##### Material shown #####

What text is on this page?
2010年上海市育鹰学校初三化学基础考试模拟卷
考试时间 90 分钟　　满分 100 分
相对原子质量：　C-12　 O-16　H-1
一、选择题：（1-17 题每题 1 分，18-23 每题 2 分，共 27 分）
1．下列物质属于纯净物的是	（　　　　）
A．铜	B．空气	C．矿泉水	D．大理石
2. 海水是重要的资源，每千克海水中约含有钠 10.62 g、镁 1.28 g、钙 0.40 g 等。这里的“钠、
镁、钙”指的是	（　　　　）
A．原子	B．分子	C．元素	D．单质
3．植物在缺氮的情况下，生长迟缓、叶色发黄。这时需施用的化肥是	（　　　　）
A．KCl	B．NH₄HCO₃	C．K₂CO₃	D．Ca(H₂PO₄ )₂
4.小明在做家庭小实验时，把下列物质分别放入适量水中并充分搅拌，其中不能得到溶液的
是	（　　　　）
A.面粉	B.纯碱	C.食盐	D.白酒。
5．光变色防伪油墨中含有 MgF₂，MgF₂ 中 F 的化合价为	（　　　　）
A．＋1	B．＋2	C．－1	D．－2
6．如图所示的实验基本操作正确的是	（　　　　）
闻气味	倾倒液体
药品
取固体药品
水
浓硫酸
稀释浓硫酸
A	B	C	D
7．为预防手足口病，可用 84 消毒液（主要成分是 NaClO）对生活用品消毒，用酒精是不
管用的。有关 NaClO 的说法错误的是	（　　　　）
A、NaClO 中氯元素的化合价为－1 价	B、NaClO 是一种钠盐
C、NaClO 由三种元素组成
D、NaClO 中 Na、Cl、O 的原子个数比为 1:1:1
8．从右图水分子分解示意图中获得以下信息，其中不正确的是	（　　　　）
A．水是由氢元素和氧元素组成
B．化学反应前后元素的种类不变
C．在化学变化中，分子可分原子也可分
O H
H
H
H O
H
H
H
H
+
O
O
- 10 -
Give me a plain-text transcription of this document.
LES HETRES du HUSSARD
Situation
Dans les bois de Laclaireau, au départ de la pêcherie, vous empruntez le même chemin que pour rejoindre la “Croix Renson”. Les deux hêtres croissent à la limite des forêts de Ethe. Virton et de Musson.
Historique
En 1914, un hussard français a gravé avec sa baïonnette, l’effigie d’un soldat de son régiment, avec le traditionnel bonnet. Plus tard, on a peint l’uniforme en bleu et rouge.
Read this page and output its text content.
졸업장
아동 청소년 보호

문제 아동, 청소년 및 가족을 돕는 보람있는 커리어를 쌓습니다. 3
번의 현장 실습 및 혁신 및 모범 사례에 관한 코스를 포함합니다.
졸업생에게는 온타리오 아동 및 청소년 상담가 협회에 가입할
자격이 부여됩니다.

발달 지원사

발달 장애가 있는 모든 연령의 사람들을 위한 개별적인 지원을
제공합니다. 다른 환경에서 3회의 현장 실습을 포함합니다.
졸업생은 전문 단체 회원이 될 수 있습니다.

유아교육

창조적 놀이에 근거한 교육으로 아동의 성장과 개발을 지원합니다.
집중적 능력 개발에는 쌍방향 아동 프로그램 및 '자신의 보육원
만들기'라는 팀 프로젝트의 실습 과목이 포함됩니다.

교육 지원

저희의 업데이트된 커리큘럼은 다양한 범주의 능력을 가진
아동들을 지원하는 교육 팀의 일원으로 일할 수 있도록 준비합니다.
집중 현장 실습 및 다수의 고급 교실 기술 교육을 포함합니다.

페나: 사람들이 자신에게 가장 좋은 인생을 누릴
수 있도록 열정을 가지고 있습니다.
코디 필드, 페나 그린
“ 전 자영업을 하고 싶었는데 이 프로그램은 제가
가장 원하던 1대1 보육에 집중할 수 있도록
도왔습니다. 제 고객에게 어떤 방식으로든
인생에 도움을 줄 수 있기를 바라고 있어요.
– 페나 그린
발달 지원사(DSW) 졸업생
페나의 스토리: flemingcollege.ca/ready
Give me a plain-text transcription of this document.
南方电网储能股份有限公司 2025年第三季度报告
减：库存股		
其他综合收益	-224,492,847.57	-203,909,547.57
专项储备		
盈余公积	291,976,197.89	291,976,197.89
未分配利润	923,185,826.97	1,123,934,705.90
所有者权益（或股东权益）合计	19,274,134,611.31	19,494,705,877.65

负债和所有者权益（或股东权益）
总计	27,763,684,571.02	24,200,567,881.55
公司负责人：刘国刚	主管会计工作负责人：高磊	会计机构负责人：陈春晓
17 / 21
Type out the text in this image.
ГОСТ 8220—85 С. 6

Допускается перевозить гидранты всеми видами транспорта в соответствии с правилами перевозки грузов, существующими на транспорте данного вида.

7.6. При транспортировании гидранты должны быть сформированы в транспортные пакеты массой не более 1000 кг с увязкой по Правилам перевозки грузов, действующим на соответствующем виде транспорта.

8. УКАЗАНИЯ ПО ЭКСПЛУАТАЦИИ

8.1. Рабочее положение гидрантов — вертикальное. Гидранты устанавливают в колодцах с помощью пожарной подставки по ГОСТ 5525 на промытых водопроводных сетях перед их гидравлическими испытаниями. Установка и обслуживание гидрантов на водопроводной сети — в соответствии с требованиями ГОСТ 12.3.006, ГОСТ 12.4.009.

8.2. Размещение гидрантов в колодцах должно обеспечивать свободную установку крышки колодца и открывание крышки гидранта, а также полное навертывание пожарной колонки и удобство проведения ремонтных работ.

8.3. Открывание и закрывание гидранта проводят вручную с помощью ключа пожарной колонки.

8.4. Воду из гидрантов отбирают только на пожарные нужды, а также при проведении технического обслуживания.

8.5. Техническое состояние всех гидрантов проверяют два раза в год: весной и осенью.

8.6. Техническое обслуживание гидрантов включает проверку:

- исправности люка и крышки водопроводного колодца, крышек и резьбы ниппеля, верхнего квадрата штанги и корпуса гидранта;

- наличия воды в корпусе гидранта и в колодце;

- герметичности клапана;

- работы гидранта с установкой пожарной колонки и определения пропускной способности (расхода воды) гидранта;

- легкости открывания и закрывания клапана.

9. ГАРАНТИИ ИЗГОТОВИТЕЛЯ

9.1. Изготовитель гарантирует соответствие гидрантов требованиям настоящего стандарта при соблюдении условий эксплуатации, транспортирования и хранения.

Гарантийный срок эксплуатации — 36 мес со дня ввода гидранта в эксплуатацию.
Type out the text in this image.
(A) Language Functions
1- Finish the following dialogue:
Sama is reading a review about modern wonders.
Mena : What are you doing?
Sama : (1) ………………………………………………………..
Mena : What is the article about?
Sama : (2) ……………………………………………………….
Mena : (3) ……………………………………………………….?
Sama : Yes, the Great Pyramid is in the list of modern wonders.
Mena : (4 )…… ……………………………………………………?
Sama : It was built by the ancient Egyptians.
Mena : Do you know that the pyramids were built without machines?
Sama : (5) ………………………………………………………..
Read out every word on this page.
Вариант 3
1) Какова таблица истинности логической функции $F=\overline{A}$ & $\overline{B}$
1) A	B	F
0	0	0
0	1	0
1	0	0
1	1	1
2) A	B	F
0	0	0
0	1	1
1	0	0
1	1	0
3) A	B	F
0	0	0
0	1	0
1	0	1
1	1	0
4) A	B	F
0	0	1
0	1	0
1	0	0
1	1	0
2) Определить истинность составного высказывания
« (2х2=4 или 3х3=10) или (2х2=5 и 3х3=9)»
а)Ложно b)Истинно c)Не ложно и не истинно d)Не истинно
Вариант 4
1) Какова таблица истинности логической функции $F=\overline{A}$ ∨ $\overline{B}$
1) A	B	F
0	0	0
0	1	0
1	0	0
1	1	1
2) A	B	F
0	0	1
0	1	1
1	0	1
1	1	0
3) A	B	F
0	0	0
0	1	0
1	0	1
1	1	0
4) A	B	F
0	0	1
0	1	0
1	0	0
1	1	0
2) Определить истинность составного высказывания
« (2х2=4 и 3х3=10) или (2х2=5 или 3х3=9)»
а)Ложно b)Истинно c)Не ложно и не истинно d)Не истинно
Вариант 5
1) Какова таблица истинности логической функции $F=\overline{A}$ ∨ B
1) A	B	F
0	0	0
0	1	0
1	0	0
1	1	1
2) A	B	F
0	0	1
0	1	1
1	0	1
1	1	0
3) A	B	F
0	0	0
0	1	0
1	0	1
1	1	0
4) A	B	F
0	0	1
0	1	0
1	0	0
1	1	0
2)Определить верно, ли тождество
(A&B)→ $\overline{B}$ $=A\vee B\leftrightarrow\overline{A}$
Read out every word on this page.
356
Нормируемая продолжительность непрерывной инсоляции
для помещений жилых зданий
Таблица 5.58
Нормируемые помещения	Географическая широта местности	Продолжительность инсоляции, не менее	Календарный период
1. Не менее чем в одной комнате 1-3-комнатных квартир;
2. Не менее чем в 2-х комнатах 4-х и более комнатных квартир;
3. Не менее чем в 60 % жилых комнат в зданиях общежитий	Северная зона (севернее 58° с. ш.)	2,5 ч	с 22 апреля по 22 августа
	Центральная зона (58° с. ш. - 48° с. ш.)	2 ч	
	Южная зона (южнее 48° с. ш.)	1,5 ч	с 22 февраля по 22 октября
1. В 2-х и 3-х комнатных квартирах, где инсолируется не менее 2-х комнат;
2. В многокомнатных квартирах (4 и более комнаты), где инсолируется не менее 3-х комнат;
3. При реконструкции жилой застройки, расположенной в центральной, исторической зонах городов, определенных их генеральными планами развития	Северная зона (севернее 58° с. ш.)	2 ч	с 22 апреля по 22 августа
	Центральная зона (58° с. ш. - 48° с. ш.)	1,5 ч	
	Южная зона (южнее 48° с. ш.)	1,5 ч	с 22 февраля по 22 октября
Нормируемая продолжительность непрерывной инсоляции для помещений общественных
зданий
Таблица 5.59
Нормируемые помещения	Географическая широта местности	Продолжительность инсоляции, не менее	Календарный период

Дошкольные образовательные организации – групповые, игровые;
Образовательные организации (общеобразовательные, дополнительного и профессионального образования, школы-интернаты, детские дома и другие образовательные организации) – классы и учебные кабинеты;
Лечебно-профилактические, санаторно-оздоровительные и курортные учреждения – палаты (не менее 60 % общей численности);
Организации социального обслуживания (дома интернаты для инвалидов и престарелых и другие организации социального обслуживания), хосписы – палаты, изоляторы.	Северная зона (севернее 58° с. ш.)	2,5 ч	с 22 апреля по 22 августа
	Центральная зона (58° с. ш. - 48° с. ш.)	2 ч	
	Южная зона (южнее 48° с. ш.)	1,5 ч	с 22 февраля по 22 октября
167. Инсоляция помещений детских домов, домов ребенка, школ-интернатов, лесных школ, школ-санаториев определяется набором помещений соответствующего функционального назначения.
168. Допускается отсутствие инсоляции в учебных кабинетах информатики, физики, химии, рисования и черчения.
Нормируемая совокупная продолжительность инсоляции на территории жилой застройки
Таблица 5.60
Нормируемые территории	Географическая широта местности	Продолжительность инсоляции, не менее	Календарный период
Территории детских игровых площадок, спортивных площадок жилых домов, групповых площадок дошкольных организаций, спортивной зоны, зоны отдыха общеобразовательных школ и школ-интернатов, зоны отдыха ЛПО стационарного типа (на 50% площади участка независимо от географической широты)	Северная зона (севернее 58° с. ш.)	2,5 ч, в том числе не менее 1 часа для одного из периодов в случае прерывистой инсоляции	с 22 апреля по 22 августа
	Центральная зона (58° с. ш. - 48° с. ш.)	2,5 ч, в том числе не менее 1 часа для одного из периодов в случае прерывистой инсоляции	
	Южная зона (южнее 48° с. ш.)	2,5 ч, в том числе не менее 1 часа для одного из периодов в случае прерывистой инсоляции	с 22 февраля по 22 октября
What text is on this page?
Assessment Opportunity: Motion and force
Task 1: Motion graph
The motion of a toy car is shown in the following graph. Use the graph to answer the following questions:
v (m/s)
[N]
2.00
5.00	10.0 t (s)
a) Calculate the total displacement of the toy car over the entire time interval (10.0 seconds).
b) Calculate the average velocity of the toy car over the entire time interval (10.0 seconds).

#####

Work to do.
In the listing, find every line with the word "другие" and state how many there are, nothing more.

Result of this exercise.
2